**WRITTEN EXERCISE**
The entries below should be given again exactly, minus their pictures.

**RECORDS SUPPLIED**
++++

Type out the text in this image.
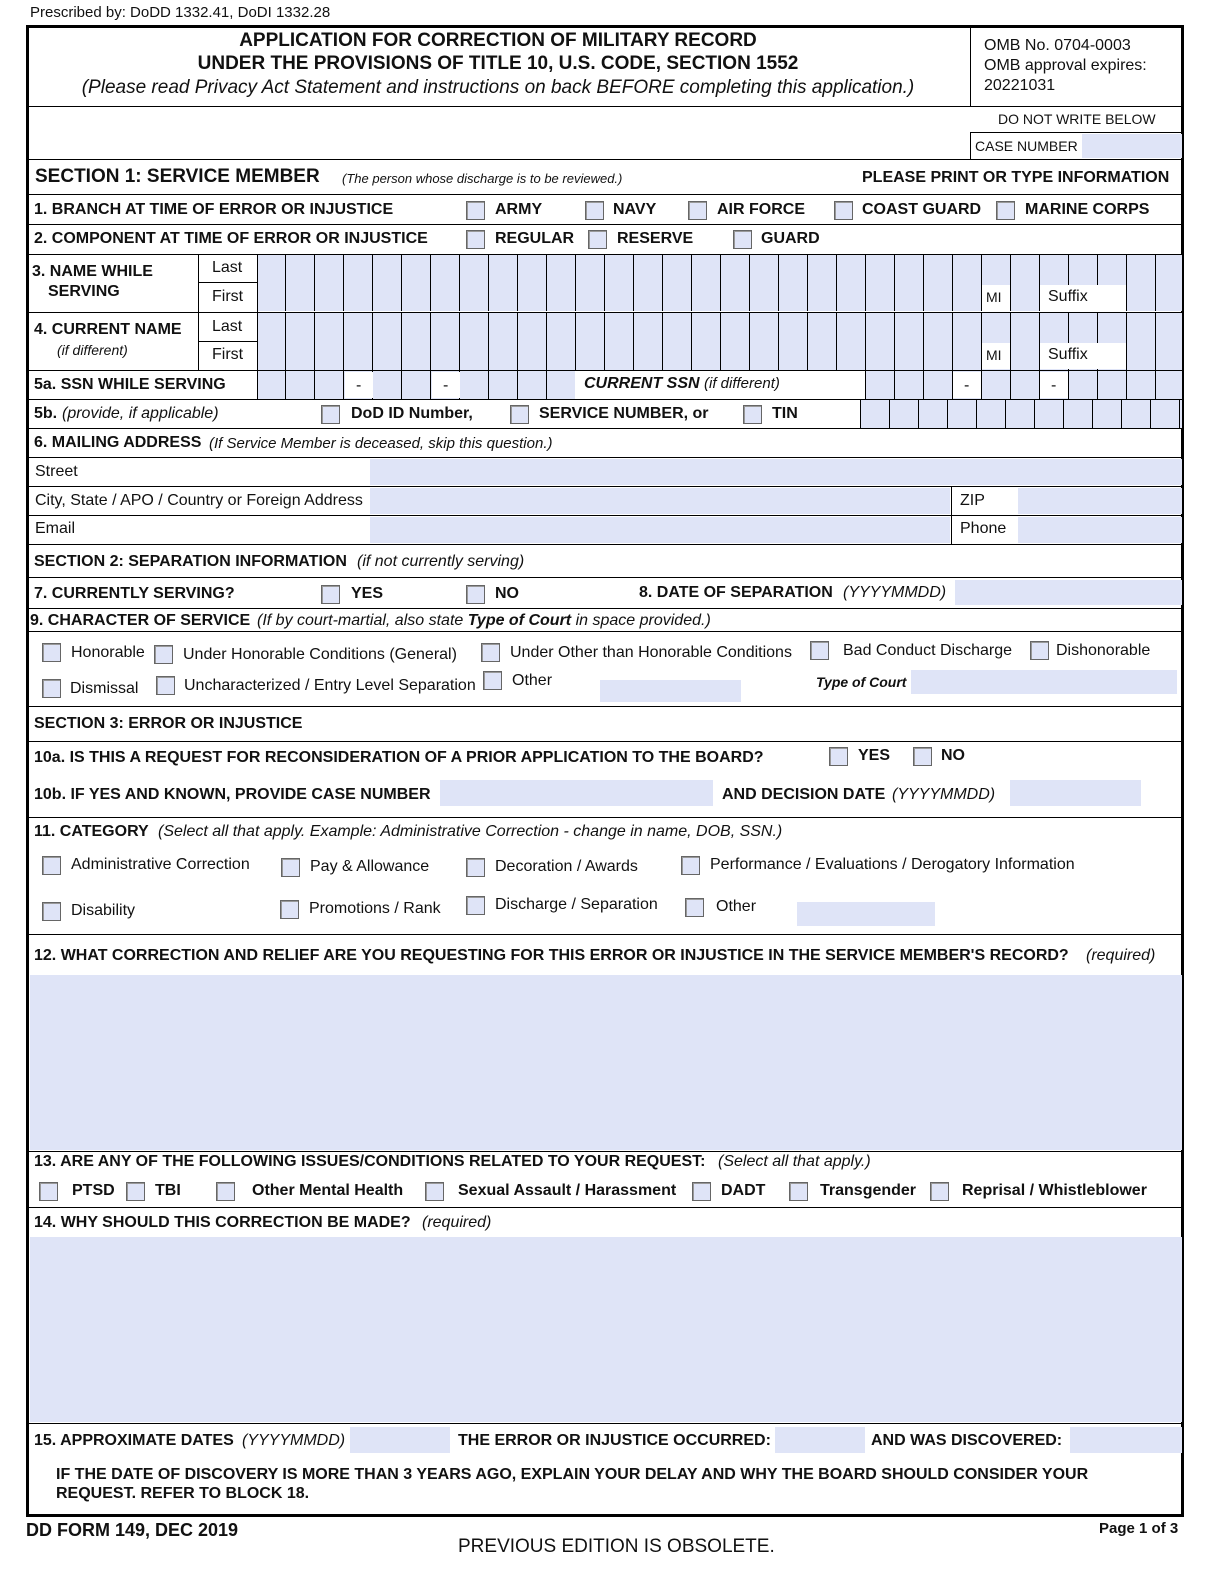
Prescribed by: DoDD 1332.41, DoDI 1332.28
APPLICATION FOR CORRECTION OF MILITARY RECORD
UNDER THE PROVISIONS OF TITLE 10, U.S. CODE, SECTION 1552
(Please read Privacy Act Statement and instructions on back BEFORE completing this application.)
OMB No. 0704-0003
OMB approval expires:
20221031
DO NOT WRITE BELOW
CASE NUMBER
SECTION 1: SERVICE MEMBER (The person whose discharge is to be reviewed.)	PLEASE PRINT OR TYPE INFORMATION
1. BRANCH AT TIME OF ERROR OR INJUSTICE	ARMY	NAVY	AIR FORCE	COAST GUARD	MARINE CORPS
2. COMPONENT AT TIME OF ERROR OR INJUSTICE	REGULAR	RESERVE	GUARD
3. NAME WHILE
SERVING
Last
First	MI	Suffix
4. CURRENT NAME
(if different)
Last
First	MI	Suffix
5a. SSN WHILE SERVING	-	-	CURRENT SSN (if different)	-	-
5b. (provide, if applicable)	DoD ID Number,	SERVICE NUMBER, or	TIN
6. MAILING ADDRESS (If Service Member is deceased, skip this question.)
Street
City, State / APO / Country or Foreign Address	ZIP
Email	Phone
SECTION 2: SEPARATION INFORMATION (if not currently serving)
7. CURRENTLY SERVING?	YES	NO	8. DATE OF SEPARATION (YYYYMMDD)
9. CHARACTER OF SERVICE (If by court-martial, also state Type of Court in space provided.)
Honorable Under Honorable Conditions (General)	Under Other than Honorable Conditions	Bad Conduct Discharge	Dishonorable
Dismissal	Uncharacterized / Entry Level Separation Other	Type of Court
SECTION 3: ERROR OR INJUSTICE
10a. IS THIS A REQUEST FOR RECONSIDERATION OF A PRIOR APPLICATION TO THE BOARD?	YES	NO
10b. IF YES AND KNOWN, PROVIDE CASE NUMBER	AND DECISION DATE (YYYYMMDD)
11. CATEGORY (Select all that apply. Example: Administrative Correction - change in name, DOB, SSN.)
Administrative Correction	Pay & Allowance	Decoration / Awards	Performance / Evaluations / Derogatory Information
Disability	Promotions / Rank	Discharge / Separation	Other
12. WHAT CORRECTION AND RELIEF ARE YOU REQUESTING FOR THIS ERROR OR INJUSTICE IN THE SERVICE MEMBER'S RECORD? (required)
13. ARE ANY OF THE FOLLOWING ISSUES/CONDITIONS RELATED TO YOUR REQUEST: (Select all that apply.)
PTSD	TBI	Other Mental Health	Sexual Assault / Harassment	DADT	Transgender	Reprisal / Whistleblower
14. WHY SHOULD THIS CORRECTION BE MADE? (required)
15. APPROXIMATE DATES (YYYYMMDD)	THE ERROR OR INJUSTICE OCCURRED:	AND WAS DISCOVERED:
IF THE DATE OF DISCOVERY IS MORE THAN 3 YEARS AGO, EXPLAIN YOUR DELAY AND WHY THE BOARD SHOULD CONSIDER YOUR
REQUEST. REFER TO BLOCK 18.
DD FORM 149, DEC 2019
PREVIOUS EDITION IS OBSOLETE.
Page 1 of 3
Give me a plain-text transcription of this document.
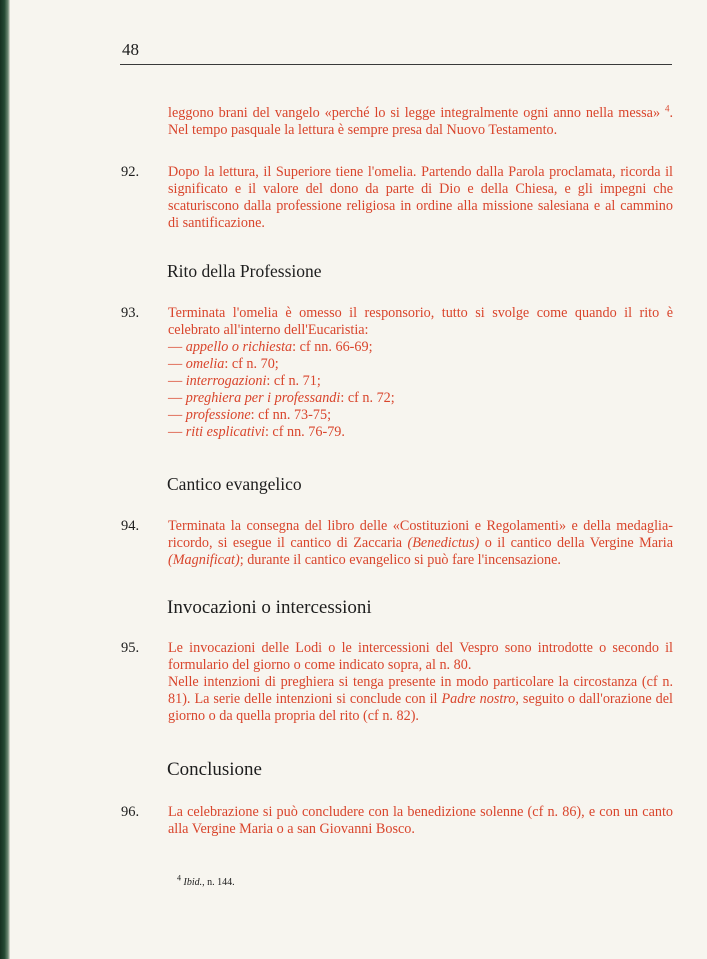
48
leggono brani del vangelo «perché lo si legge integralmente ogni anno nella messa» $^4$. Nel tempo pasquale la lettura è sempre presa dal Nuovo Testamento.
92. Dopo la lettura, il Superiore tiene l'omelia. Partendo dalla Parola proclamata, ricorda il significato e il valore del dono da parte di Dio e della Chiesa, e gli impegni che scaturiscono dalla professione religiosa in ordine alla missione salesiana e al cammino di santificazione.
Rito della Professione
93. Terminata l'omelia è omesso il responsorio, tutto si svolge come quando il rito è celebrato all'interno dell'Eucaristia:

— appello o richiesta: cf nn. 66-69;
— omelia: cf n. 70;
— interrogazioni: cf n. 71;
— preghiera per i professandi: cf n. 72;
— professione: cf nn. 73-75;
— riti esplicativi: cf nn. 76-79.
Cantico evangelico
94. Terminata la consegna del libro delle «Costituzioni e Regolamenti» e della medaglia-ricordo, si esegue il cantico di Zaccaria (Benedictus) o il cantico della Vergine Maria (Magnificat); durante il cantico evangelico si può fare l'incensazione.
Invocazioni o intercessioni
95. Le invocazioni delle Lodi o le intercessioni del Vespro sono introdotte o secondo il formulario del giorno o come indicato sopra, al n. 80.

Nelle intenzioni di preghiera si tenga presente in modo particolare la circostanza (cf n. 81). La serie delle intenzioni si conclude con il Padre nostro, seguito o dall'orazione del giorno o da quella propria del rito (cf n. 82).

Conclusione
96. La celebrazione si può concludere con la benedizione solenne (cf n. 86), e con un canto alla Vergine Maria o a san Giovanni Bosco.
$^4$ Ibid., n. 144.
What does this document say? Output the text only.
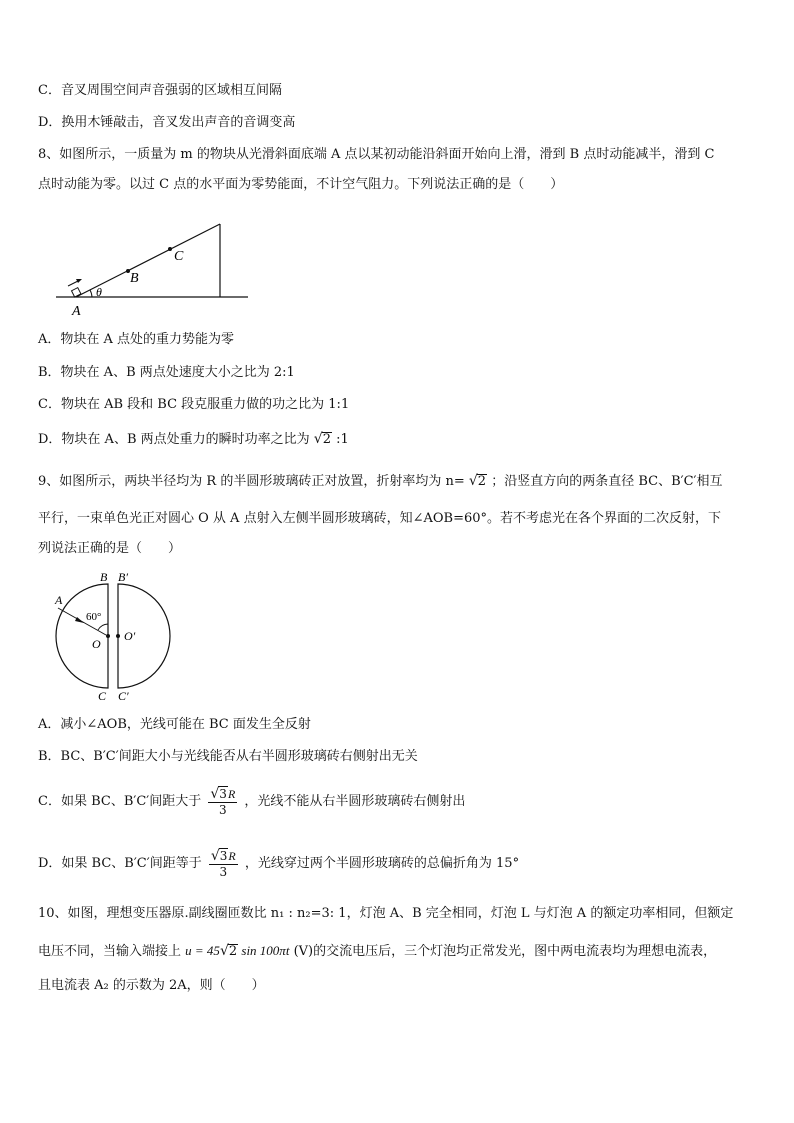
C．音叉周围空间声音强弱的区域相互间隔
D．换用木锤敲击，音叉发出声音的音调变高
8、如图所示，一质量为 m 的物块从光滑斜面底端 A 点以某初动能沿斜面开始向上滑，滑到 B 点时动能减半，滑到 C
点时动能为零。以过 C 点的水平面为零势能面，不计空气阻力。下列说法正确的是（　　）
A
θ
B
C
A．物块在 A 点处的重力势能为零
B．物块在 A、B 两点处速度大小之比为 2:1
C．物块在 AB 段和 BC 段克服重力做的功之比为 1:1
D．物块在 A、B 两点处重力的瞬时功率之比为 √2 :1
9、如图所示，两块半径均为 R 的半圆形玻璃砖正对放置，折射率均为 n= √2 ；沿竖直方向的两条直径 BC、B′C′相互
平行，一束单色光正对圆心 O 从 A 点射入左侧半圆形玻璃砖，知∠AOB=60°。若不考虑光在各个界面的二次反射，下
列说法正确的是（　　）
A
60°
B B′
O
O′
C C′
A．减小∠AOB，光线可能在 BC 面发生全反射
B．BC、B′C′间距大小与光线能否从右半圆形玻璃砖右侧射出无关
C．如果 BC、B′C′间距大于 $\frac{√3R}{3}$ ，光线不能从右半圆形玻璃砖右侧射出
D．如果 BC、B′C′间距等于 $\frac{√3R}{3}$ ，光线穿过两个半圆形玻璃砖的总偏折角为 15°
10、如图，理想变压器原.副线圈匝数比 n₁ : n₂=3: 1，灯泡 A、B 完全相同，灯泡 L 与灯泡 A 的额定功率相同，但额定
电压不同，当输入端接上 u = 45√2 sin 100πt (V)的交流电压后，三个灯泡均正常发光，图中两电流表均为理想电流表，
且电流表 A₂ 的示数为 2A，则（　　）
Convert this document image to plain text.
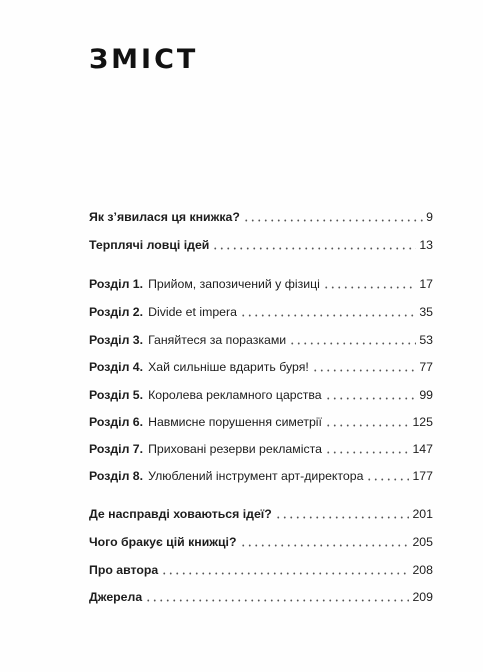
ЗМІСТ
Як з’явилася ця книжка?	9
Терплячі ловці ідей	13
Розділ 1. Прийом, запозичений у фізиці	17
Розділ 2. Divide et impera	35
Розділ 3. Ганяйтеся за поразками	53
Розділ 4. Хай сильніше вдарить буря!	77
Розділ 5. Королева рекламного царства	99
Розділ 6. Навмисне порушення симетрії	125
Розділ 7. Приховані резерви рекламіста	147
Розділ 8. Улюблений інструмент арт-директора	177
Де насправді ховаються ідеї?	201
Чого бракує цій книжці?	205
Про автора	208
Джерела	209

++++

**ANSWER TO THIS EXERCISE**
Type out the text in this image.
Prescribed by: DoDD 1332.41, DoDI 1332.28
APPLICATION FOR CORRECTION OF MILITARY RECORD
UNDER THE PROVISIONS OF TITLE 10, U.S. CODE, SECTION 1552
(Please read Privacy Act Statement and instructions on back BEFORE completing this application.)
OMB No. 0704-0003
OMB approval expires:
20221031
DO NOT WRITE BELOW
CASE NUMBER
SECTION 1: SERVICE MEMBER (The person whose discharge is to be reviewed.)	PLEASE PRINT OR TYPE INFORMATION
1. BRANCH AT TIME OF ERROR OR INJUSTICE	ARMY	NAVY	AIR FORCE	COAST GUARD	MARINE CORPS
2. COMPONENT AT TIME OF ERROR OR INJUSTICE	REGULAR	RESERVE	GUARD
3. NAME WHILE
SERVING
Last
First	MI	Suffix
4. CURRENT NAME
(if different)
Last
First	MI	Suffix
5a. SSN WHILE SERVING	-	-	CURRENT SSN (if different)	-	-
5b. (provide, if applicable)	DoD ID Number,	SERVICE NUMBER, or	TIN
6. MAILING ADDRESS (If Service Member is deceased, skip this question.)
Street
City, State / APO / Country or Foreign Address	ZIP
Email	Phone
SECTION 2: SEPARATION INFORMATION (if not currently serving)
7. CURRENTLY SERVING?	YES	NO	8. DATE OF SEPARATION (YYYYMMDD)
9. CHARACTER OF SERVICE (If by court-martial, also state Type of Court in space provided.)
Honorable Under Honorable Conditions (General)	Under Other than Honorable Conditions	Bad Conduct Discharge	Dishonorable
Dismissal	Uncharacterized / Entry Level Separation Other	Type of Court
SECTION 3: ERROR OR INJUSTICE
10a. IS THIS A REQUEST FOR RECONSIDERATION OF A PRIOR APPLICATION TO THE BOARD?	YES	NO
10b. IF YES AND KNOWN, PROVIDE CASE NUMBER	AND DECISION DATE (YYYYMMDD)
11. CATEGORY (Select all that apply. Example: Administrative Correction - change in name, DOB, SSN.)
Administrative Correction	Pay & Allowance	Decoration / Awards	Performance / Evaluations / Derogatory Information
Disability	Promotions / Rank	Discharge / Separation	Other
12. WHAT CORRECTION AND RELIEF ARE YOU REQUESTING FOR THIS ERROR OR INJUSTICE IN THE SERVICE MEMBER'S RECORD? (required)
13. ARE ANY OF THE FOLLOWING ISSUES/CONDITIONS RELATED TO YOUR REQUEST: (Select all that apply.)
PTSD	TBI	Other Mental Health	Sexual Assault / Harassment	DADT	Transgender	Reprisal / Whistleblower
14. WHY SHOULD THIS CORRECTION BE MADE? (required)
15. APPROXIMATE DATES (YYYYMMDD)	THE ERROR OR INJUSTICE OCCURRED:	AND WAS DISCOVERED:
IF THE DATE OF DISCOVERY IS MORE THAN 3 YEARS AGO, EXPLAIN YOUR DELAY AND WHY THE BOARD SHOULD CONSIDER YOUR
REQUEST. REFER TO BLOCK 18.
DD FORM 149, DEC 2019
PREVIOUS EDITION IS OBSOLETE.
Page 1 of 3
Give me a plain-text transcription of this document.
48
leggono brani del vangelo «perché lo si legge integralmente ogni anno nella messa» $^4$. Nel tempo pasquale la lettura è sempre presa dal Nuovo Testamento.
92. Dopo la lettura, il Superiore tiene l'omelia. Partendo dalla Parola proclamata, ricorda il significato e il valore del dono da parte di Dio e della Chiesa, e gli impegni che scaturiscono dalla professione religiosa in ordine alla missione salesiana e al cammino di santificazione.
Rito della Professione
93. Terminata l'omelia è omesso il responsorio, tutto si svolge come quando il rito è celebrato all'interno dell'Eucaristia:

— appello o richiesta: cf nn. 66-69;
— omelia: cf n. 70;
— interrogazioni: cf n. 71;
— preghiera per i professandi: cf n. 72;
— professione: cf nn. 73-75;
— riti esplicativi: cf nn. 76-79.
Cantico evangelico
94. Terminata la consegna del libro delle «Costituzioni e Regolamenti» e della medaglia-ricordo, si esegue il cantico di Zaccaria (Benedictus) o il cantico della Vergine Maria (Magnificat); durante il cantico evangelico si può fare l'incensazione.
Invocazioni o intercessioni
95. Le invocazioni delle Lodi o le intercessioni del Vespro sono introdotte o secondo il formulario del giorno o come indicato sopra, al n. 80.

Nelle intenzioni di preghiera si tenga presente in modo particolare la circostanza (cf n. 81). La serie delle intenzioni si conclude con il Padre nostro, seguito o dall'orazione del giorno o da quella propria del rito (cf n. 82).

Conclusione
96. La celebrazione si può concludere con la benedizione solenne (cf n. 86), e con un canto alla Vergine Maria o a san Giovanni Bosco.
$^4$ Ibid., n. 144.
What does this document say? Output the text only.
C．音叉周围空间声音强弱的区域相互间隔
D．换用木锤敲击，音叉发出声音的音调变高
8、如图所示，一质量为 m 的物块从光滑斜面底端 A 点以某初动能沿斜面开始向上滑，滑到 B 点时动能减半，滑到 C
点时动能为零。以过 C 点的水平面为零势能面，不计空气阻力。下列说法正确的是（　　）
A
θ
B
C
A．物块在 A 点处的重力势能为零
B．物块在 A、B 两点处速度大小之比为 2:1
C．物块在 AB 段和 BC 段克服重力做的功之比为 1:1
D．物块在 A、B 两点处重力的瞬时功率之比为 √2 :1
9、如图所示，两块半径均为 R 的半圆形玻璃砖正对放置，折射率均为 n= √2 ；沿竖直方向的两条直径 BC、B′C′相互
平行，一束单色光正对圆心 O 从 A 点射入左侧半圆形玻璃砖，知∠AOB=60°。若不考虑光在各个界面的二次反射，下
列说法正确的是（　　）
A
60°
B B′
O
O′
C C′
A．减小∠AOB，光线可能在 BC 面发生全反射
B．BC、B′C′间距大小与光线能否从右半圆形玻璃砖右侧射出无关
C．如果 BC、B′C′间距大于 $\frac{√3R}{3}$ ，光线不能从右半圆形玻璃砖右侧射出
D．如果 BC、B′C′间距等于 $\frac{√3R}{3}$ ，光线穿过两个半圆形玻璃砖的总偏折角为 15°
10、如图，理想变压器原.副线圈匝数比 n₁ : n₂=3: 1，灯泡 A、B 完全相同，灯泡 L 与灯泡 A 的额定功率相同，但额定
电压不同，当输入端接上 u = 45√2 sin 100πt (V)的交流电压后，三个灯泡均正常发光，图中两电流表均为理想电流表，
且电流表 A₂ 的示数为 2A，则（　　）
Convert this document image to plain text.
ЗМІСТ
Як з’явилася ця книжка?	9
Терплячі ловці ідей	13
Розділ 1. Прийом, запозичений у фізиці	17
Розділ 2. Divide et impera	35
Розділ 3. Ганяйтеся за поразками	53
Розділ 4. Хай сильніше вдарить буря!	77
Розділ 5. Королева рекламного царства	99
Розділ 6. Навмисне порушення симетрії	125
Розділ 7. Приховані резерви рекламіста	147
Розділ 8. Улюблений інструмент арт-директора	177
Де насправді ховаються ідеї?	201
Чого бракує цій книжці?	205
Про автора	208
Джерела	209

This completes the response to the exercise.